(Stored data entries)
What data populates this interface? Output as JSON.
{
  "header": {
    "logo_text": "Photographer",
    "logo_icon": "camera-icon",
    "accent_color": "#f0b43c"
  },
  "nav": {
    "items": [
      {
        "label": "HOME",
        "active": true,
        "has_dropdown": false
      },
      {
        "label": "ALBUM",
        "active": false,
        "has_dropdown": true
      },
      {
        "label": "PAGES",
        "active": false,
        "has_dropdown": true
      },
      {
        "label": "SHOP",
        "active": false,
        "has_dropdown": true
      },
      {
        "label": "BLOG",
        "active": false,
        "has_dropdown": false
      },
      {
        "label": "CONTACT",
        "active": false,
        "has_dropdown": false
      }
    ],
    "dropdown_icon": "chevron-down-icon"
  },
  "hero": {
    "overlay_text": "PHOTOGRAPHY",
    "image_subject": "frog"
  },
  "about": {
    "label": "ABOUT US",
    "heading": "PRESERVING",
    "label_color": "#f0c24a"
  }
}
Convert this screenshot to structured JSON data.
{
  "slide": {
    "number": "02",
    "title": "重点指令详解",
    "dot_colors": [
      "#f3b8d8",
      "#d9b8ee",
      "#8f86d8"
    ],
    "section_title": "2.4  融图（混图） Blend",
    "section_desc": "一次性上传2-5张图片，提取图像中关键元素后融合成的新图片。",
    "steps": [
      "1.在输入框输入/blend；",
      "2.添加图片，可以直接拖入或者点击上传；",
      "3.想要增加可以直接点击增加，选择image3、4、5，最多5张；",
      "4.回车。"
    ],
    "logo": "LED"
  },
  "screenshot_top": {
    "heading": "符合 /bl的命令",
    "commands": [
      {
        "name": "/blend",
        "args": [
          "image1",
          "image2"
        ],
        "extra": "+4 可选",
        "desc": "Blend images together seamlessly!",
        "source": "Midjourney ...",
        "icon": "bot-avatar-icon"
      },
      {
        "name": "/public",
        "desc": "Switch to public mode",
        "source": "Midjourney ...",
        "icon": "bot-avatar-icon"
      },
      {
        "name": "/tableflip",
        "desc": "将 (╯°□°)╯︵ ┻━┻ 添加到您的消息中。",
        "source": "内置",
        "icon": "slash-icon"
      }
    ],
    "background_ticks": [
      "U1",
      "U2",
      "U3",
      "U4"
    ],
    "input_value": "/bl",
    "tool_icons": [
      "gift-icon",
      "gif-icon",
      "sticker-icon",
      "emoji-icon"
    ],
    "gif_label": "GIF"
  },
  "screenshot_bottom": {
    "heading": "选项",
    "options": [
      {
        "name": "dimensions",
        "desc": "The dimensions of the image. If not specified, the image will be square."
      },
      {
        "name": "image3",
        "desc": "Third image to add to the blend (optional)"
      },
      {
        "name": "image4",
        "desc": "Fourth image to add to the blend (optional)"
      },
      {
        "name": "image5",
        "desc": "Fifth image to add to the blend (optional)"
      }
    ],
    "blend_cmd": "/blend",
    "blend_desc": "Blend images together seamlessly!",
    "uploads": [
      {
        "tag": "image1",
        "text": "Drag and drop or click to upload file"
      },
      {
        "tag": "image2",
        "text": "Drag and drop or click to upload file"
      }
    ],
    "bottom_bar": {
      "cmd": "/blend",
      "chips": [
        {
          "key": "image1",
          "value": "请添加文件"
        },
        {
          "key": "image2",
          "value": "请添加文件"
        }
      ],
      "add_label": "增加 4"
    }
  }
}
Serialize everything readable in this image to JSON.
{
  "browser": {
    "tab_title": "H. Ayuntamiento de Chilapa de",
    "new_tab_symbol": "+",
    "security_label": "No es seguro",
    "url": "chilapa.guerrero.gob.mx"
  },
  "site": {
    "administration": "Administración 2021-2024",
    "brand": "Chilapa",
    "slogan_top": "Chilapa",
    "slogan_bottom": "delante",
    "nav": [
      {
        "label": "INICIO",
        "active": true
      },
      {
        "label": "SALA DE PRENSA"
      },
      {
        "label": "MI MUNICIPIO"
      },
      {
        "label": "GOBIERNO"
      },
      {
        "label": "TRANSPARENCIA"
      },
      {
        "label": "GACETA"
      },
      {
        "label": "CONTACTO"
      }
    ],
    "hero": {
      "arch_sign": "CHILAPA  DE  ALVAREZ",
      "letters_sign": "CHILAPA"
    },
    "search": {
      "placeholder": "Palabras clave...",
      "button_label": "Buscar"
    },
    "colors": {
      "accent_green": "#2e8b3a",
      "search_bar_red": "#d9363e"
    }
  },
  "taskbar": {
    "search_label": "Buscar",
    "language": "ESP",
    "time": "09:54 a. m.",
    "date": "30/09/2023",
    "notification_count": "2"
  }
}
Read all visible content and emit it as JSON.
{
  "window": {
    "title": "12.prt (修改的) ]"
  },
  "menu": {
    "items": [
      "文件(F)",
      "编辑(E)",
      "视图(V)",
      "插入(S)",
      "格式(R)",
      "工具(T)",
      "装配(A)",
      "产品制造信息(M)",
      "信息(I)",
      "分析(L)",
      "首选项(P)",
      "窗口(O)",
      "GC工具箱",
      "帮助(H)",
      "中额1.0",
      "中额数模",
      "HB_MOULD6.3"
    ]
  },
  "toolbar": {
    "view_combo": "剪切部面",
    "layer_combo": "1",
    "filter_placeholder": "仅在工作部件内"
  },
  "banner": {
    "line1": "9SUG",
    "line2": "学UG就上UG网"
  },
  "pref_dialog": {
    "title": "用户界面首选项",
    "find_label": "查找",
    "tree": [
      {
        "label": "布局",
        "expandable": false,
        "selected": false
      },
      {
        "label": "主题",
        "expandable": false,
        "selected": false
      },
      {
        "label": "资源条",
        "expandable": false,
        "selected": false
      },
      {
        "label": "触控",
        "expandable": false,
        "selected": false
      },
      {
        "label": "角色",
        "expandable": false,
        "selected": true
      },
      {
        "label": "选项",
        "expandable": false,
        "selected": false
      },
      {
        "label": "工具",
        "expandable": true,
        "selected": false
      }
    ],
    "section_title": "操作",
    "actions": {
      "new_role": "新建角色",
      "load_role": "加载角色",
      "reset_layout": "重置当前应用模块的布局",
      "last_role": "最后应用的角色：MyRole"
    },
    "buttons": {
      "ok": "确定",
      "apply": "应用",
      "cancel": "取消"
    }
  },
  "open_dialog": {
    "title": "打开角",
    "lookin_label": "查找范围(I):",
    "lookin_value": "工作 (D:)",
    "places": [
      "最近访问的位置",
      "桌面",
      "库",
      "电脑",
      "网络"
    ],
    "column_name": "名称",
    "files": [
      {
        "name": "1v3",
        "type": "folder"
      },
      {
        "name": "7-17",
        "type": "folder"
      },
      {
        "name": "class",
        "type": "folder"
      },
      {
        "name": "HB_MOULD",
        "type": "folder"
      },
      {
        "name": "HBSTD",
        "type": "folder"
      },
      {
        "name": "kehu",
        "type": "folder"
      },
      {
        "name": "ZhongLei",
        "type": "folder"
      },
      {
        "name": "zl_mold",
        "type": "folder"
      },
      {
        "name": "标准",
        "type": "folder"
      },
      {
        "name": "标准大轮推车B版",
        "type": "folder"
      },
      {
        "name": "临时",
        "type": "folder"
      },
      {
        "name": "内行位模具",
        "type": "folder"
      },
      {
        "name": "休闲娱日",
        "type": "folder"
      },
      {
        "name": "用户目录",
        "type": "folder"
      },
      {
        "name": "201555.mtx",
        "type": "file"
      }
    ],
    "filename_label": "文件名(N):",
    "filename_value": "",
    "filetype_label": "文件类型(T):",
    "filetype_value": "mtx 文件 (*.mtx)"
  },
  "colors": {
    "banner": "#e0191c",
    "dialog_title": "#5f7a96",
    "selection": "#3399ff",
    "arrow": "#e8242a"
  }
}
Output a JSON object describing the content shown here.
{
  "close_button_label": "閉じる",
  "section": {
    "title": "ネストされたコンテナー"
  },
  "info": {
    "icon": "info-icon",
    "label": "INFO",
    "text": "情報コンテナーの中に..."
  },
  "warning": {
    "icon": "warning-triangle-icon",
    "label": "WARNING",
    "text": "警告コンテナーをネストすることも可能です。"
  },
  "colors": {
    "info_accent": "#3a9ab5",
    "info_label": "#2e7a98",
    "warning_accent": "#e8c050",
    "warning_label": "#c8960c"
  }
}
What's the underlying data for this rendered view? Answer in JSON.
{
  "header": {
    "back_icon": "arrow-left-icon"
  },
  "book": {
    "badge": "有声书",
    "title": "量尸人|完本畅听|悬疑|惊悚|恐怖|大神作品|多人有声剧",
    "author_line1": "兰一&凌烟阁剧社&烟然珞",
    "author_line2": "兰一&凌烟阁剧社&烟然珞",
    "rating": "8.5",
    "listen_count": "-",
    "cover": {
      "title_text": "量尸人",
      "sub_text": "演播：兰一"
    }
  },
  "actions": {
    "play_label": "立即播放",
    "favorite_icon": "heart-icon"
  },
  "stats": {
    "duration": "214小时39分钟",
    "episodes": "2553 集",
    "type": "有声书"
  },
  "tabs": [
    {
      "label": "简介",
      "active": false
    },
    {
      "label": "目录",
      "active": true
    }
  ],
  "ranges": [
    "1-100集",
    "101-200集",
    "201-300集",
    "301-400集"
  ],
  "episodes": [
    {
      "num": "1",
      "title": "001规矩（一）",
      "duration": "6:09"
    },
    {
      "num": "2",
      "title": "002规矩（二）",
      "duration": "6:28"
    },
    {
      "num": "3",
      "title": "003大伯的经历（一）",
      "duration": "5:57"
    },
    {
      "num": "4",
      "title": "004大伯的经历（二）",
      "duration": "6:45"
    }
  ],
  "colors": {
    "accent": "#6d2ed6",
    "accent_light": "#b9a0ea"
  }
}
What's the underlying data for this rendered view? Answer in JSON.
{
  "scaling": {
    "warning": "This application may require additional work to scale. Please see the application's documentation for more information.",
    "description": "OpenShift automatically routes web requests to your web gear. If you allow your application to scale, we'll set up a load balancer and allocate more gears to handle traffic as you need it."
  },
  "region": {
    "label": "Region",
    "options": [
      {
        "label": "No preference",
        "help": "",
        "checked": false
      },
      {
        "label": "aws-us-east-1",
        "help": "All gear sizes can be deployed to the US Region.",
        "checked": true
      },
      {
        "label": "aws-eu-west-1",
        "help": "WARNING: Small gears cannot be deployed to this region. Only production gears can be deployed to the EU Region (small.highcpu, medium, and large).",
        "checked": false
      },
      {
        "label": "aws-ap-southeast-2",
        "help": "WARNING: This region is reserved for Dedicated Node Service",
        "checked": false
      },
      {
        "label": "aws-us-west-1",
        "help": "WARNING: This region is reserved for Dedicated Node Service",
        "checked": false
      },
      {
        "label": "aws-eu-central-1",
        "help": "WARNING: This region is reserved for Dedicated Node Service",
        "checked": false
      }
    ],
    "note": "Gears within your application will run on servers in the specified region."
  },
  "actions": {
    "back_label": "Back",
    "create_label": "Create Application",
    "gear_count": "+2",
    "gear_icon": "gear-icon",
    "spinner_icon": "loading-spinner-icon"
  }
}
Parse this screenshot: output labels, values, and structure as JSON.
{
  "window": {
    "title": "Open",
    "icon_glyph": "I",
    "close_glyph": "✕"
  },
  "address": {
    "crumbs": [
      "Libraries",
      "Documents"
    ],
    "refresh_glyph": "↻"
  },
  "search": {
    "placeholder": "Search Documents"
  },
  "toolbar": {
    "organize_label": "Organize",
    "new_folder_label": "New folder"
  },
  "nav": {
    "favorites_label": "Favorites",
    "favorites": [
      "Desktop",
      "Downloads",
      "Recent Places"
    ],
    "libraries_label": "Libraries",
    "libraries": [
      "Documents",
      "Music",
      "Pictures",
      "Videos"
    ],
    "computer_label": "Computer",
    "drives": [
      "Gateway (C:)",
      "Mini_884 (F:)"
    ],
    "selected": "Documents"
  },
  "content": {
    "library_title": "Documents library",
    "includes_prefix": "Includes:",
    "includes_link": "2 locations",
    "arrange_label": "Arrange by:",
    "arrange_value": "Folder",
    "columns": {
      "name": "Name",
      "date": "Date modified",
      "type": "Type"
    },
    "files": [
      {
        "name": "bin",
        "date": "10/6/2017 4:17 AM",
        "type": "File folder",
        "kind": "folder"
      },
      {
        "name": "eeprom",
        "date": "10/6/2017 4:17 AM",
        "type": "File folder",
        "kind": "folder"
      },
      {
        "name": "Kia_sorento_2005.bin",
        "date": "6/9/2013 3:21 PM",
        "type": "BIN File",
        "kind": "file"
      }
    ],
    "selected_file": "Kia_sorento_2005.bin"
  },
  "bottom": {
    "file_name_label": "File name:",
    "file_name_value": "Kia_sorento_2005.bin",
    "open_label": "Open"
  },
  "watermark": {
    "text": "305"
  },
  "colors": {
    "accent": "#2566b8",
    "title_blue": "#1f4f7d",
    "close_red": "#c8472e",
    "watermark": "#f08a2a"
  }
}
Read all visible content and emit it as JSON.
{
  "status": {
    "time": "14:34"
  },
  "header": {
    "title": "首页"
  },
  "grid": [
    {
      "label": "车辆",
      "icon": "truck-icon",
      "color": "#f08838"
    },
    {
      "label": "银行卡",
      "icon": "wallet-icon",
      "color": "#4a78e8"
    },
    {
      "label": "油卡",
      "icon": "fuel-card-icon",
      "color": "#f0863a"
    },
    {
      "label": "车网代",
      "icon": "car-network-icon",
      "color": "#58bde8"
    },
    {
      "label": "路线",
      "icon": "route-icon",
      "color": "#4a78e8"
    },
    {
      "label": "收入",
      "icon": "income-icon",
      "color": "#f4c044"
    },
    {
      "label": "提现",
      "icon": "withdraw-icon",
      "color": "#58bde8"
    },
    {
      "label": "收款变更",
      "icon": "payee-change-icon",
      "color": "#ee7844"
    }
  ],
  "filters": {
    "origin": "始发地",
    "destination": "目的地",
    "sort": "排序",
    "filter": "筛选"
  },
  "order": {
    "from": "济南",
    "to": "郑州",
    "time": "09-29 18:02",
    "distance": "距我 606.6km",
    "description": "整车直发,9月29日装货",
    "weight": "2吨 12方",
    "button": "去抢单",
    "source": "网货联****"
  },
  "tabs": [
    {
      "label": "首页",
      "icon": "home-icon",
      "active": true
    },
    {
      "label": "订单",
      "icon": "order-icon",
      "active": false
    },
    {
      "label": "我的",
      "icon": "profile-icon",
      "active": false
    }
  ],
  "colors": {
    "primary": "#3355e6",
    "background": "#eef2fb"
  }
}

■ WHAT THE TASK REQUIRES ■
Extract each line holding the string "date".

■ ANSWER ■
    "date": "30/09/2023",
      "date": "Date modified",
        "date": "10/6/2017 4:17 AM",
        "date": "10/6/2017 4:17 AM",
        "date": "6/9/2013 3:21 PM",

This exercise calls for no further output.